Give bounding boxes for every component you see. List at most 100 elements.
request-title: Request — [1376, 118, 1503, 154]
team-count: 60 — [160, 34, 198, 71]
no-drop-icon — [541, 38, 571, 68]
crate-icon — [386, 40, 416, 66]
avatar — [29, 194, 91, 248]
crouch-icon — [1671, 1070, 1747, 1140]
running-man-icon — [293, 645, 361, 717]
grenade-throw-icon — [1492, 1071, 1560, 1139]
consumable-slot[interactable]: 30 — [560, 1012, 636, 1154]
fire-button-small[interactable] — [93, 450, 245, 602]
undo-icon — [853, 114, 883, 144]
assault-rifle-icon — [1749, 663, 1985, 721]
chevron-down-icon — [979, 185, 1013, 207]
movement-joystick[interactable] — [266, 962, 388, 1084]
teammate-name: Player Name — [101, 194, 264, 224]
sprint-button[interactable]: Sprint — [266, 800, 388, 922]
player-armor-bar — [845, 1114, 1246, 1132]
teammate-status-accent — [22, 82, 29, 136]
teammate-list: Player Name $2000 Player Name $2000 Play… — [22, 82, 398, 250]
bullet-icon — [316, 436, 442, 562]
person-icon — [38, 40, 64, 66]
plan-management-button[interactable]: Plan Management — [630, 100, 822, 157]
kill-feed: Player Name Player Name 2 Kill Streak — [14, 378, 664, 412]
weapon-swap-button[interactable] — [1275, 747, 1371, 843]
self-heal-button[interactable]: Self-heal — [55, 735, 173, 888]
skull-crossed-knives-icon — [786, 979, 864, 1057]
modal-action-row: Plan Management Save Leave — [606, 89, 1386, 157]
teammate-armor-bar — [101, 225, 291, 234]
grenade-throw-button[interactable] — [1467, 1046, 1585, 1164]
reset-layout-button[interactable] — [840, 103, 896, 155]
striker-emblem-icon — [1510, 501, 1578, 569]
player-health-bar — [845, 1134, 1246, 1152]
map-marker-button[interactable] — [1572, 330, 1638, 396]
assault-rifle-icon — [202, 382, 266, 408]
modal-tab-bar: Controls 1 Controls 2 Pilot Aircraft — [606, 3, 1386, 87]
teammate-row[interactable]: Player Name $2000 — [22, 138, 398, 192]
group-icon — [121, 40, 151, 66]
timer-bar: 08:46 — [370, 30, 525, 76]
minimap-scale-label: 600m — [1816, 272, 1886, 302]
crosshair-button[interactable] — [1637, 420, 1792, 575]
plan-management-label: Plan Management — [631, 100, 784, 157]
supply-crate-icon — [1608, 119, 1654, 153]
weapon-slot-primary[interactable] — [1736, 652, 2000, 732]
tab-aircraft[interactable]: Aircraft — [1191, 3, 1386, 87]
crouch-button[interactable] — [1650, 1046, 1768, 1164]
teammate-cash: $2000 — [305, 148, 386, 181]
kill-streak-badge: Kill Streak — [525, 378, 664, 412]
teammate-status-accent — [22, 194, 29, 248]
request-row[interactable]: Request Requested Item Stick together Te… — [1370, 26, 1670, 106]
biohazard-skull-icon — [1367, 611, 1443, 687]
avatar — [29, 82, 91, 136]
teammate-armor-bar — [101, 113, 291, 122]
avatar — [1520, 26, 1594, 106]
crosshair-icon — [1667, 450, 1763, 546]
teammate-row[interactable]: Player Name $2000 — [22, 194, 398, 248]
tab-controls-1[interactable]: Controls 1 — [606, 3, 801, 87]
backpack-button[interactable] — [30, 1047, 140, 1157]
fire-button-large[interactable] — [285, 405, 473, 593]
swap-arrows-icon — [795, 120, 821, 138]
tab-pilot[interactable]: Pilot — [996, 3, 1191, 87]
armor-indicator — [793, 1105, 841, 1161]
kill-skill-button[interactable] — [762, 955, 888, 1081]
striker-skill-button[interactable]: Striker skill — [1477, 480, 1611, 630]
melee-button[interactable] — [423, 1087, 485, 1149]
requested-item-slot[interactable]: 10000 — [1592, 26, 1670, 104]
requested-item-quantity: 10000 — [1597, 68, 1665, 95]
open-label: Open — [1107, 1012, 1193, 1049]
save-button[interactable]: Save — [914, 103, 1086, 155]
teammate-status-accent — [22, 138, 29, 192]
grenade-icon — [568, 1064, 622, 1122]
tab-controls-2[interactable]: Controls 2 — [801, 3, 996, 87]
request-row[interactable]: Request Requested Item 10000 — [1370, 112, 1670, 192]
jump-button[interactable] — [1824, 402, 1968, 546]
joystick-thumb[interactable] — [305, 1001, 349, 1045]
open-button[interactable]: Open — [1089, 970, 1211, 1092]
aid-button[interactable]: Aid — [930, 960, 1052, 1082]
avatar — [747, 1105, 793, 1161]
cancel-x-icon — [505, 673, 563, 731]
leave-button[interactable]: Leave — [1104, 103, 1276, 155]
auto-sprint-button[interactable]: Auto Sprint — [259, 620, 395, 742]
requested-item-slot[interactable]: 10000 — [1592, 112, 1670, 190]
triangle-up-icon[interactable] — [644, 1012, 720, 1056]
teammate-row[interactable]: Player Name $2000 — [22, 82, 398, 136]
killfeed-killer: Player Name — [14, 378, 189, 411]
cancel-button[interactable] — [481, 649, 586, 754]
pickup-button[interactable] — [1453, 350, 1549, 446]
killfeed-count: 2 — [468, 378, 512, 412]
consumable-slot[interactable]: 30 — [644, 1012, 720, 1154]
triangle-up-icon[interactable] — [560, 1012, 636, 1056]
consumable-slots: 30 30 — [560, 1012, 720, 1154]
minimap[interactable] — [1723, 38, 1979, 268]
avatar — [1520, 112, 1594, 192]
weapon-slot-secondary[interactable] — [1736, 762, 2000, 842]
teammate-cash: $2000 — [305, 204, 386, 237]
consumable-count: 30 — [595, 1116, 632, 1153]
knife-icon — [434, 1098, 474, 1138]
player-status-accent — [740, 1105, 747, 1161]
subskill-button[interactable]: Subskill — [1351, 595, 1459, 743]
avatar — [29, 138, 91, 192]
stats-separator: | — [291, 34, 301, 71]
******************************
§ **Your objective**
Please retype every one of the rows above, character for character, adding nothing and leaving nothing out.

§ **Correct result**
Give bounding boxes for every component you see. List at most 100 elements.
request-title: Request — [1376, 118, 1503, 154]
team-count: 60 — [160, 34, 198, 71]
no-drop-icon — [541, 38, 571, 68]
crate-icon — [386, 40, 416, 66]
avatar — [29, 194, 91, 248]
crouch-icon — [1671, 1070, 1747, 1140]
running-man-icon — [293, 645, 361, 717]
grenade-throw-icon — [1492, 1071, 1560, 1139]
consumable-slot[interactable]: 30 — [560, 1012, 636, 1154]
fire-button-small[interactable] — [93, 450, 245, 602]
undo-icon — [853, 114, 883, 144]
assault-rifle-icon — [1749, 663, 1985, 721]
chevron-down-icon — [979, 185, 1013, 207]
movement-joystick[interactable] — [266, 962, 388, 1084]
teammate-name: Player Name — [101, 194, 264, 224]
sprint-button[interactable]: Sprint — [266, 800, 388, 922]
player-armor-bar — [845, 1114, 1246, 1132]
teammate-status-accent — [22, 82, 29, 136]
teammate-list: Player Name $2000 Player Name $2000 Play… — [22, 82, 398, 250]
bullet-icon — [316, 436, 442, 562]
person-icon — [38, 40, 64, 66]
plan-management-button[interactable]: Plan Management — [630, 100, 822, 157]
kill-feed: Player Name Player Name 2 Kill Streak — [14, 378, 664, 412]
weapon-swap-button[interactable] — [1275, 747, 1371, 843]
self-heal-button[interactable]: Self-heal — [55, 735, 173, 888]
skull-crossed-knives-icon — [786, 979, 864, 1057]
modal-action-row: Plan Management Save Leave — [606, 89, 1386, 157]
teammate-armor-bar — [101, 225, 291, 234]
grenade-throw-button[interactable] — [1467, 1046, 1585, 1164]
reset-layout-button[interactable] — [840, 103, 896, 155]
striker-emblem-icon — [1510, 501, 1578, 569]
player-health-bar — [845, 1134, 1246, 1152]
map-marker-button[interactable] — [1572, 330, 1638, 396]
assault-rifle-icon — [202, 382, 266, 408]
modal-tab-bar: Controls 1 Controls 2 Pilot Aircraft — [606, 3, 1386, 87]
teammate-row[interactable]: Player Name $2000 — [22, 138, 398, 192]
group-icon — [121, 40, 151, 66]
timer-bar: 08:46 — [370, 30, 525, 76]
minimap-scale-label: 600m — [1816, 272, 1886, 302]
crosshair-button[interactable] — [1637, 420, 1792, 575]
plan-management-label: Plan Management — [631, 100, 784, 157]
supply-crate-icon — [1608, 119, 1654, 153]
weapon-slot-primary[interactable] — [1736, 652, 2000, 732]
tab-aircraft[interactable]: Aircraft — [1191, 3, 1386, 87]
crouch-button[interactable] — [1650, 1046, 1768, 1164]
teammate-cash: $2000 — [305, 148, 386, 181]
kill-streak-badge: Kill Streak — [525, 378, 664, 412]
teammate-status-accent — [22, 194, 29, 248]
request-row[interactable]: Request Requested Item Stick together Te… — [1370, 26, 1670, 106]
biohazard-skull-icon — [1367, 611, 1443, 687]
avatar — [29, 82, 91, 136]
teammate-armor-bar — [101, 113, 291, 122]
avatar — [1520, 26, 1594, 106]
crosshair-icon — [1667, 450, 1763, 546]
teammate-row[interactable]: Player Name $2000 — [22, 194, 398, 248]
tab-controls-1[interactable]: Controls 1 — [606, 3, 801, 87]
backpack-button[interactable] — [30, 1047, 140, 1157]
fire-button-large[interactable] — [285, 405, 473, 593]
swap-arrows-icon — [795, 120, 821, 138]
tab-pilot[interactable]: Pilot — [996, 3, 1191, 87]
armor-indicator — [793, 1105, 841, 1161]
kill-skill-button[interactable] — [762, 955, 888, 1081]
striker-skill-button[interactable]: Striker skill — [1477, 480, 1611, 630]
melee-button[interactable] — [423, 1087, 485, 1149]
requested-item-slot[interactable]: 10000 — [1592, 26, 1670, 104]
requested-item-quantity: 10000 — [1597, 68, 1665, 95]
open-label: Open — [1107, 1012, 1193, 1049]
save-button[interactable]: Save — [914, 103, 1086, 155]
teammate-status-accent — [22, 138, 29, 192]
grenade-icon — [568, 1064, 622, 1122]
tab-controls-2[interactable]: Controls 2 — [801, 3, 996, 87]
request-row[interactable]: Request Requested Item 10000 — [1370, 112, 1670, 192]
jump-button[interactable] — [1824, 402, 1968, 546]
joystick-thumb[interactable] — [305, 1001, 349, 1045]
open-button[interactable]: Open — [1089, 970, 1211, 1092]
aid-button[interactable]: Aid — [930, 960, 1052, 1082]
avatar — [747, 1105, 793, 1161]
cancel-x-icon — [505, 673, 563, 731]
leave-button[interactable]: Leave — [1104, 103, 1276, 155]
auto-sprint-button[interactable]: Auto Sprint — [259, 620, 395, 742]
requested-item-slot[interactable]: 10000 — [1592, 112, 1670, 190]
triangle-up-icon[interactable] — [644, 1012, 720, 1056]
teammate-row[interactable]: Player Name $2000 — [22, 82, 398, 136]
killfeed-killer: Player Name — [14, 378, 189, 411]
cancel-button[interactable] — [481, 649, 586, 754]
pickup-button[interactable] — [1453, 350, 1549, 446]
killfeed-count: 2 — [468, 378, 512, 412]
consumable-slot[interactable]: 30 — [644, 1012, 720, 1154]
triangle-up-icon[interactable] — [560, 1012, 636, 1056]
consumable-slots: 30 30 — [560, 1012, 720, 1154]
minimap[interactable] — [1723, 38, 1979, 268]
avatar — [1520, 112, 1594, 192]
weapon-slot-secondary[interactable] — [1736, 762, 2000, 842]
teammate-cash: $2000 — [305, 204, 386, 237]
consumable-count: 30 — [595, 1116, 632, 1153]
knife-icon — [434, 1098, 474, 1138]
player-status-accent — [740, 1105, 747, 1161]
subskill-button[interactable]: Subskill — [1351, 595, 1459, 743]
avatar — [29, 138, 91, 192]
stats-separator: | — [291, 34, 301, 71]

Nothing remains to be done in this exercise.